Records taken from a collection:
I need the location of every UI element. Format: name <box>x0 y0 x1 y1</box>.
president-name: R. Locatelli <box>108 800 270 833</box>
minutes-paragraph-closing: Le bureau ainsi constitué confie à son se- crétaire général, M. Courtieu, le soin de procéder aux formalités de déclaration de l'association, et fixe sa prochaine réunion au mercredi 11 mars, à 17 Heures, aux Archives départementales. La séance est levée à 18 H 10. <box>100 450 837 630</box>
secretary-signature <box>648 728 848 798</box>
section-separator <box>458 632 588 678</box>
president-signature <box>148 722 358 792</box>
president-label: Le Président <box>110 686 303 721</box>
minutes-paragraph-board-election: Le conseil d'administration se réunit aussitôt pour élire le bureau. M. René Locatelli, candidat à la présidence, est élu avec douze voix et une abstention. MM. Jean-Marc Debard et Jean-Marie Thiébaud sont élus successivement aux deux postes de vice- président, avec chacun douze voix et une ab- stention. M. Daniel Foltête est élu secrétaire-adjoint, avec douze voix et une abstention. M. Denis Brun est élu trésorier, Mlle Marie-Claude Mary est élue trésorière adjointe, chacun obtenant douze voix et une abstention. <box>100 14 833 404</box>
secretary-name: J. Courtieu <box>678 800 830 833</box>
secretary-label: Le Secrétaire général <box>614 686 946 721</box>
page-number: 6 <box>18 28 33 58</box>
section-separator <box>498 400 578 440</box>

Aim »
Set down every one of the lines above word for word, without changing anything.

Result for this task »
I need the location of every UI element. Format: name <box>x0 y0 x1 y1</box>.
president-name: R. Locatelli <box>108 800 270 833</box>
minutes-paragraph-closing: Le bureau ainsi constitué confie à son se- crétaire général, M. Courtieu, le soin de procéder aux formalités de déclaration de l'association, et fixe sa prochaine réunion au mercredi 11 mars, à 17 Heures, aux Archives départementales. La séance est levée à 18 H 10. <box>100 450 837 630</box>
secretary-signature <box>648 728 848 798</box>
section-separator <box>458 632 588 678</box>
president-signature <box>148 722 358 792</box>
president-label: Le Président <box>110 686 303 721</box>
minutes-paragraph-board-election: Le conseil d'administration se réunit aussitôt pour élire le bureau. M. René Locatelli, candidat à la présidence, est élu avec douze voix et une abstention. MM. Jean-Marc Debard et Jean-Marie Thiébaud sont élus successivement aux deux postes de vice- président, avec chacun douze voix et une ab- stention. M. Daniel Foltête est élu secrétaire-adjoint, avec douze voix et une abstention. M. Denis Brun est élu trésorier, Mlle Marie-Claude Mary est élue trésorière adjointe, chacun obtenant douze voix et une abstention. <box>100 14 833 404</box>
secretary-name: J. Courtieu <box>678 800 830 833</box>
secretary-label: Le Secrétaire général <box>614 686 946 721</box>
page-number: 6 <box>18 28 33 58</box>
section-separator <box>498 400 578 440</box>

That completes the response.